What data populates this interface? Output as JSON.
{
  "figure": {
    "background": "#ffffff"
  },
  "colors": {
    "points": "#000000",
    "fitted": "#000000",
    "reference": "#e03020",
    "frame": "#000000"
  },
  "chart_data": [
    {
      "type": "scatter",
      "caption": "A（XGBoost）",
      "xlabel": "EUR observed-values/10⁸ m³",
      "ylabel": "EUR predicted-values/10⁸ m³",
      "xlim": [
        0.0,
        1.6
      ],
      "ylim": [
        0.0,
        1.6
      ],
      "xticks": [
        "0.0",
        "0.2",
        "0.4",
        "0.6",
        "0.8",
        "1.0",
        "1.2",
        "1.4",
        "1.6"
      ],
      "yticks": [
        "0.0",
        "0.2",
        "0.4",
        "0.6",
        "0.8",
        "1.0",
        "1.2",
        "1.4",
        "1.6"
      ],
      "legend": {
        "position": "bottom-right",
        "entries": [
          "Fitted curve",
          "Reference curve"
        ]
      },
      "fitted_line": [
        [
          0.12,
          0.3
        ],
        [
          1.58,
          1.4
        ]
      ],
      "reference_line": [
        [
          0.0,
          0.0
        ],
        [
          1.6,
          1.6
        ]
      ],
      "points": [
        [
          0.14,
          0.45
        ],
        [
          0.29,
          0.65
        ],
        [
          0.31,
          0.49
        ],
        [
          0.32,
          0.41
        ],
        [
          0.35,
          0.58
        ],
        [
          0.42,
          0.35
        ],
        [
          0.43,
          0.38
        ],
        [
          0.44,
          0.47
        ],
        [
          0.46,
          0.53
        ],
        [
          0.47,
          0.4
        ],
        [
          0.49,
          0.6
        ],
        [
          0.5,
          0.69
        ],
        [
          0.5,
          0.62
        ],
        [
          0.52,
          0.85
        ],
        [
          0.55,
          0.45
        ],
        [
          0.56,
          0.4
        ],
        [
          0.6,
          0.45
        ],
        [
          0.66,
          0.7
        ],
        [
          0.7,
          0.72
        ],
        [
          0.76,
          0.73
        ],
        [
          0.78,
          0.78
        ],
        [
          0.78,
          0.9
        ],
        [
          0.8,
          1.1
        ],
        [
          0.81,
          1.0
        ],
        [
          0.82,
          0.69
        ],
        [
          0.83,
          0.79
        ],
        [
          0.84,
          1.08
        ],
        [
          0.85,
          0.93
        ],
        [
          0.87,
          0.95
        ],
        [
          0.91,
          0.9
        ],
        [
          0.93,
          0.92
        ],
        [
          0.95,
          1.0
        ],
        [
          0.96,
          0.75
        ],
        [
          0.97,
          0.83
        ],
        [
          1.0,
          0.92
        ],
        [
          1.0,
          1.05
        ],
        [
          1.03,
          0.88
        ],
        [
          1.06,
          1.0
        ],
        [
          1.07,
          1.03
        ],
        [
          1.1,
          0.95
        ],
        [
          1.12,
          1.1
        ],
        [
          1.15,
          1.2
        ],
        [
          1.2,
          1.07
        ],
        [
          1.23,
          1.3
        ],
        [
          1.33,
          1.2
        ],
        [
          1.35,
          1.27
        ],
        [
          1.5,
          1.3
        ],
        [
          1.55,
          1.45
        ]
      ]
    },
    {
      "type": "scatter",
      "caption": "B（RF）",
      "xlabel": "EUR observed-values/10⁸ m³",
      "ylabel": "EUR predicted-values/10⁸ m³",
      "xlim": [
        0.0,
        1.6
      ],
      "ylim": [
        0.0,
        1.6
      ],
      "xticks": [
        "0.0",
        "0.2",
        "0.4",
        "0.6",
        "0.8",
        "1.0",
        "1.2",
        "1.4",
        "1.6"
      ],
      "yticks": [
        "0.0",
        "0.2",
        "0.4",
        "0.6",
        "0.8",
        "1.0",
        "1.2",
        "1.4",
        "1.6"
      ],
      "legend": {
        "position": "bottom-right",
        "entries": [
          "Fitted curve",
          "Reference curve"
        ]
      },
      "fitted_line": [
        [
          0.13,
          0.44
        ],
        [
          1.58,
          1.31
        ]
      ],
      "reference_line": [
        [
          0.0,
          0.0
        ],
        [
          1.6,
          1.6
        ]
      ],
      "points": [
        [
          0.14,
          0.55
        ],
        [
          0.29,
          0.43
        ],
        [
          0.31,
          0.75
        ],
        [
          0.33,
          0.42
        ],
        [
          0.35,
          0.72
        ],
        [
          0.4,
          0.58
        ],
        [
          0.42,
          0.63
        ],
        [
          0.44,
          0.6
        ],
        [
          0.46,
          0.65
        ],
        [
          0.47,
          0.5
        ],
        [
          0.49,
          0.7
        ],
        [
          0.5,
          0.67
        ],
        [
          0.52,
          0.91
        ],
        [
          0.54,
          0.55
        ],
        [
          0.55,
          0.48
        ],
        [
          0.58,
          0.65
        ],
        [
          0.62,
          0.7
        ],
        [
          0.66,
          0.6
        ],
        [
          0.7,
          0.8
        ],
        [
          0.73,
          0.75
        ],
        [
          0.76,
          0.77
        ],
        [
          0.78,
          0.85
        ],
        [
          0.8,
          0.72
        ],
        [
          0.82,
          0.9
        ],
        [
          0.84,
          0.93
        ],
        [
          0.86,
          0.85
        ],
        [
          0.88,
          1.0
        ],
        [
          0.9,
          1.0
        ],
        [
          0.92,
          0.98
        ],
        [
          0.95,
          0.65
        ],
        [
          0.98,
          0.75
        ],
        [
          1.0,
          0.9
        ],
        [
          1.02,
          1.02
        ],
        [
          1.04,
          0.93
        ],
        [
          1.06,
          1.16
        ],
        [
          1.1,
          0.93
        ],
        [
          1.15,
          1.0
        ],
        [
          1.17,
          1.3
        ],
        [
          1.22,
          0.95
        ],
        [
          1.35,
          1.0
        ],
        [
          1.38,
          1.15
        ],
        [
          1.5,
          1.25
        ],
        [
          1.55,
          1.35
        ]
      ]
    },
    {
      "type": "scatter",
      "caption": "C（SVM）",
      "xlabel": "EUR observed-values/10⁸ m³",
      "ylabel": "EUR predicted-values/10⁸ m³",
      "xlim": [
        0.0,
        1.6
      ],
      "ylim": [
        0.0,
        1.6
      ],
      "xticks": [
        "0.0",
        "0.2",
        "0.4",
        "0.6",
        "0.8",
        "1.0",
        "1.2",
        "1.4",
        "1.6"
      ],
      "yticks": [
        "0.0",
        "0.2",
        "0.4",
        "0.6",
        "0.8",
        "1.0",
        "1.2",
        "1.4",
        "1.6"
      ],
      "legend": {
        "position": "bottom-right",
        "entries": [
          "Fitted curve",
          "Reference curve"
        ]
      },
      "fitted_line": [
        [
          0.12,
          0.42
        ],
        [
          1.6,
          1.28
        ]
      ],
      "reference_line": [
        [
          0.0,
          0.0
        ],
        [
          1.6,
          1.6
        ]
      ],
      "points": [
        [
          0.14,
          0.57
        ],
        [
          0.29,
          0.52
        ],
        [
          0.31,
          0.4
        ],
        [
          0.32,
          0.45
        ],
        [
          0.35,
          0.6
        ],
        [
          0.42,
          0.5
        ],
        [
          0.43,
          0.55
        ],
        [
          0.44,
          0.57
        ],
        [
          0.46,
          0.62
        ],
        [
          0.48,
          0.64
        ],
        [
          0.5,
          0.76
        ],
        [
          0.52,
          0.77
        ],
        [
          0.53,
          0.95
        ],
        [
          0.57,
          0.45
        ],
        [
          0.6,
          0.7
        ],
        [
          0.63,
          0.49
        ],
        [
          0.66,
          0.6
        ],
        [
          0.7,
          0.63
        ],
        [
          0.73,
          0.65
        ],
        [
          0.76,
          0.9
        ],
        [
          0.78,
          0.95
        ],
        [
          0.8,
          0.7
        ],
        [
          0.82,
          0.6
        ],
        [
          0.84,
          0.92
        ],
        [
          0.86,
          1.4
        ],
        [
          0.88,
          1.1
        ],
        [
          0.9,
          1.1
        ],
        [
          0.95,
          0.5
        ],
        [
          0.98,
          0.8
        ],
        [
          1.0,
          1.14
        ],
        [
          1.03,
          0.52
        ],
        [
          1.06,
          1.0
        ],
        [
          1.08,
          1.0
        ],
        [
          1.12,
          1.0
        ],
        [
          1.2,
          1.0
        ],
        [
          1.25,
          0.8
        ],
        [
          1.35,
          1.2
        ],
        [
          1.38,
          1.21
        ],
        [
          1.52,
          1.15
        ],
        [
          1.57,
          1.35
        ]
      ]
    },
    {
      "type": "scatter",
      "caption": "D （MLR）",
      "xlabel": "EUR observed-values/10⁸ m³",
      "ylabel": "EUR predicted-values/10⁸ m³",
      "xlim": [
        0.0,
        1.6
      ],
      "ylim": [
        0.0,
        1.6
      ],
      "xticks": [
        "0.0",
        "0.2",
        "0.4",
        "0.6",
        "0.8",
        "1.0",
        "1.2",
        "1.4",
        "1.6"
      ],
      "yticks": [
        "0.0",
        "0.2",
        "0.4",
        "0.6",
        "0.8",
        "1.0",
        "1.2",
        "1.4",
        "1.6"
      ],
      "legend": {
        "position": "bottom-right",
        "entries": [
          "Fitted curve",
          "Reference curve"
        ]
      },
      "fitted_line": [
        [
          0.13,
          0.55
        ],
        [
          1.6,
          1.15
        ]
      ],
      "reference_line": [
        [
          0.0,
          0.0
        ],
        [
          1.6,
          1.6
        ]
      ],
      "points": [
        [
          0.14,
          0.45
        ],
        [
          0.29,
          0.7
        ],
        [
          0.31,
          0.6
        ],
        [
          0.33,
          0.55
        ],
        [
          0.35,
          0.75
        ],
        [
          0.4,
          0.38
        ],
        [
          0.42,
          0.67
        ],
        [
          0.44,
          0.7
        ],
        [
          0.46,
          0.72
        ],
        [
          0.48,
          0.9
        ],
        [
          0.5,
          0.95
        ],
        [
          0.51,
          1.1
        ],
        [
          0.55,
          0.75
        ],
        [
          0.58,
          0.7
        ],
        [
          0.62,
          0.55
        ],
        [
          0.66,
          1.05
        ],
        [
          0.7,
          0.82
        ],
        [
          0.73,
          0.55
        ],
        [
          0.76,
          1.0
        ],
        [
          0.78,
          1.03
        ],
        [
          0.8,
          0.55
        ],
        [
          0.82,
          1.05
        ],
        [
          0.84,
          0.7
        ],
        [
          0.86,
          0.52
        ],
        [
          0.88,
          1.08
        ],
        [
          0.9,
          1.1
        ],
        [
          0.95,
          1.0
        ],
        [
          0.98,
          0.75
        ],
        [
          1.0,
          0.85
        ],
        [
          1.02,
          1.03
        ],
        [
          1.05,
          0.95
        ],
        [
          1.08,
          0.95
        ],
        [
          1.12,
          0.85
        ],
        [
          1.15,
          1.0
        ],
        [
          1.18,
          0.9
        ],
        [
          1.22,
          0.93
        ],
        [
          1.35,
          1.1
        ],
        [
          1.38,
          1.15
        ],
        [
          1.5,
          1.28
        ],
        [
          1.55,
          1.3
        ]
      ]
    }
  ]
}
·····
WRITTEN REQUEST: Copy out every line in the listing where the word "caption" appears.

WRITTEN ANSWER:
      "caption": "A（XGBoost）",
      "caption": "B（RF）",
      "caption": "C（SVM）",
      "caption": "D （MLR）",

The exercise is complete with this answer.